### Task instructions
Write out the whole listing exactly as it stands.
--- BEGIN Provided material ---
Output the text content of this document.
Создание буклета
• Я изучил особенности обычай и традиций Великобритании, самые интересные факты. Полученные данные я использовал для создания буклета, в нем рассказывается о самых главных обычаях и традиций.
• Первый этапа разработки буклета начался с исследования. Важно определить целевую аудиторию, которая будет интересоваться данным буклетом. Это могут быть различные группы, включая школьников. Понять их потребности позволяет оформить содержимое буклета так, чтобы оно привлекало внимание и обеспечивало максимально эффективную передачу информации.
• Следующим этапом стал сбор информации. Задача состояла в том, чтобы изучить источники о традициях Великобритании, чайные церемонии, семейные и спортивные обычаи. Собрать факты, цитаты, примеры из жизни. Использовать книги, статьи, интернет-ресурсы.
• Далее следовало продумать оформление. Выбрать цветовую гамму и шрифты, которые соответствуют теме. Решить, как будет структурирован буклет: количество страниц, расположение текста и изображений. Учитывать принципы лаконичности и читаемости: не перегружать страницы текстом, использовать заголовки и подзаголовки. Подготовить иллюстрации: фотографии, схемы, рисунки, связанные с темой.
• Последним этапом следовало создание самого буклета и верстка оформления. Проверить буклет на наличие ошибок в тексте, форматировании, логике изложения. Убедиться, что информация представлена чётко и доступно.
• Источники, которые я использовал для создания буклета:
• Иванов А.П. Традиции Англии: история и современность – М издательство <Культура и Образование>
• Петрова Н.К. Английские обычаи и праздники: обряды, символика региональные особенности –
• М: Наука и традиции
--- END Provided material ---
### The solution
Output the text content of this document.
Создание буклета
• Я изучил особенности обычай и традиций Великобритании, самые интересные факты. Полученные данные я использовал для создания буклета, в нем рассказывается о самых главных обычаях и традиций.
• Первый этапа разработки буклета начался с исследования. Важно определить целевую аудиторию, которая будет интересоваться данным буклетом. Это могут быть различные группы, включая школьников. Понять их потребности позволяет оформить содержимое буклета так, чтобы оно привлекало внимание и обеспечивало максимально эффективную передачу информации.
• Следующим этапом стал сбор информации. Задача состояла в том, чтобы изучить источники о традициях Великобритании, чайные церемонии, семейные и спортивные обычаи. Собрать факты, цитаты, примеры из жизни. Использовать книги, статьи, интернет-ресурсы.
• Далее следовало продумать оформление. Выбрать цветовую гамму и шрифты, которые соответствуют теме. Решить, как будет структурирован буклет: количество страниц, расположение текста и изображений. Учитывать принципы лаконичности и читаемости: не перегружать страницы текстом, использовать заголовки и подзаголовки. Подготовить иллюстрации: фотографии, схемы, рисунки, связанные с темой.
• Последним этапом следовало создание самого буклета и верстка оформления. Проверить буклет на наличие ошибок в тексте, форматировании, логике изложения. Убедиться, что информация представлена чётко и доступно.
• Источники, которые я использовал для создания буклета:
• Иванов А.П. Традиции Англии: история и современность – М издательство <Культура и Образование>
• Петрова Н.К. Английские обычаи и праздники: обряды, символика региональные особенности –
• М: Наука и традиции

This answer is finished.